▶ _Short exercise_:
Keep the pictures out of the copy and repeat the records exactly.

[A block of data]
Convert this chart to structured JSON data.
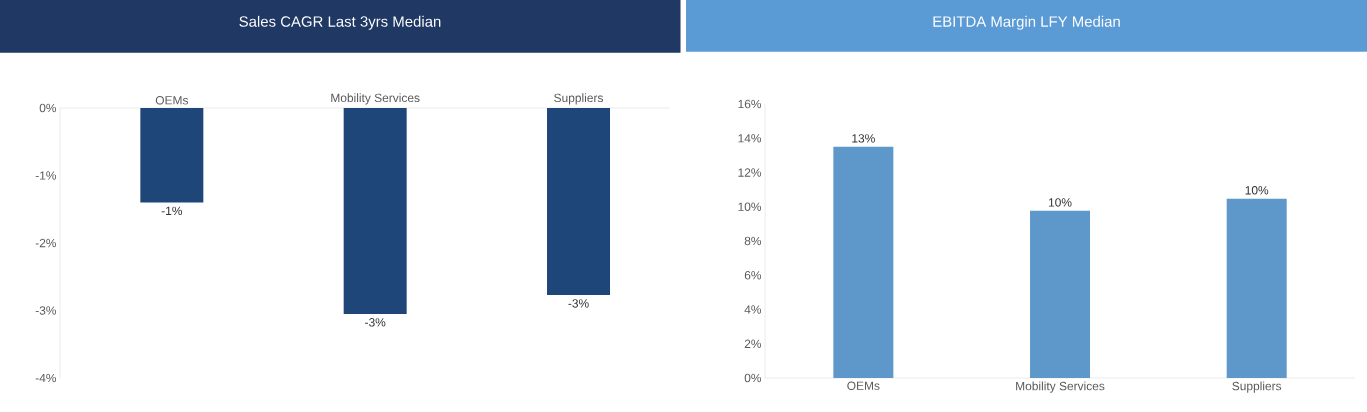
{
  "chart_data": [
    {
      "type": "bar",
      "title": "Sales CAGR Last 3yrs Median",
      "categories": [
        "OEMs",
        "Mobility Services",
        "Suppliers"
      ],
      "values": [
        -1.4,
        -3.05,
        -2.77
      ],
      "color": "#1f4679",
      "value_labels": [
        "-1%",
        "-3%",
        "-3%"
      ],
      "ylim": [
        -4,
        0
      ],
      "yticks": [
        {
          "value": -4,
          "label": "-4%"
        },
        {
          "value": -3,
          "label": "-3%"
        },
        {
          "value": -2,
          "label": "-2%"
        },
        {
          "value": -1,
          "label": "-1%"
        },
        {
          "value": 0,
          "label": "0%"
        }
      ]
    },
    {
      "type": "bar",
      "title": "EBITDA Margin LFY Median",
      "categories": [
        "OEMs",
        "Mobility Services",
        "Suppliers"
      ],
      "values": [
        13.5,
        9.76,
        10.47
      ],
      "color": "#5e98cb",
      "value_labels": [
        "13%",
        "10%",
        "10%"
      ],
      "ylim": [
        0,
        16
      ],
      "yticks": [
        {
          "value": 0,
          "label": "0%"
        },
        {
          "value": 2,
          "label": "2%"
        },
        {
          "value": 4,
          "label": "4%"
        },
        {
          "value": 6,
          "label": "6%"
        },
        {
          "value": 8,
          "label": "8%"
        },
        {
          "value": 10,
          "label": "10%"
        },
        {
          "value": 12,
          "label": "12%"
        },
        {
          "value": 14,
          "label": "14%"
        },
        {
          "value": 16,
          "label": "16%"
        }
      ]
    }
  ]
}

▶ _Exercise solution_:
Convert this chart to structured JSON data.
{
  "chart_data": [
    {
      "type": "bar",
      "title": "Sales CAGR Last 3yrs Median",
      "categories": [
        "OEMs",
        "Mobility Services",
        "Suppliers"
      ],
      "values": [
        -1.4,
        -3.05,
        -2.77
      ],
      "color": "#1f4679",
      "value_labels": [
        "-1%",
        "-3%",
        "-3%"
      ],
      "ylim": [
        -4,
        0
      ],
      "yticks": [
        {
          "value": -4,
          "label": "-4%"
        },
        {
          "value": -3,
          "label": "-3%"
        },
        {
          "value": -2,
          "label": "-2%"
        },
        {
          "value": -1,
          "label": "-1%"
        },
        {
          "value": 0,
          "label": "0%"
        }
      ]
    },
    {
      "type": "bar",
      "title": "EBITDA Margin LFY Median",
      "categories": [
        "OEMs",
        "Mobility Services",
        "Suppliers"
      ],
      "values": [
        13.5,
        9.76,
        10.47
      ],
      "color": "#5e98cb",
      "value_labels": [
        "13%",
        "10%",
        "10%"
      ],
      "ylim": [
        0,
        16
      ],
      "yticks": [
        {
          "value": 0,
          "label": "0%"
        },
        {
          "value": 2,
          "label": "2%"
        },
        {
          "value": 4,
          "label": "4%"
        },
        {
          "value": 6,
          "label": "6%"
        },
        {
          "value": 8,
          "label": "8%"
        },
        {
          "value": 10,
          "label": "10%"
        },
        {
          "value": 12,
          "label": "12%"
        },
        {
          "value": 14,
          "label": "14%"
        },
        {
          "value": 16,
          "label": "16%"
        }
      ]
    }
  ]
}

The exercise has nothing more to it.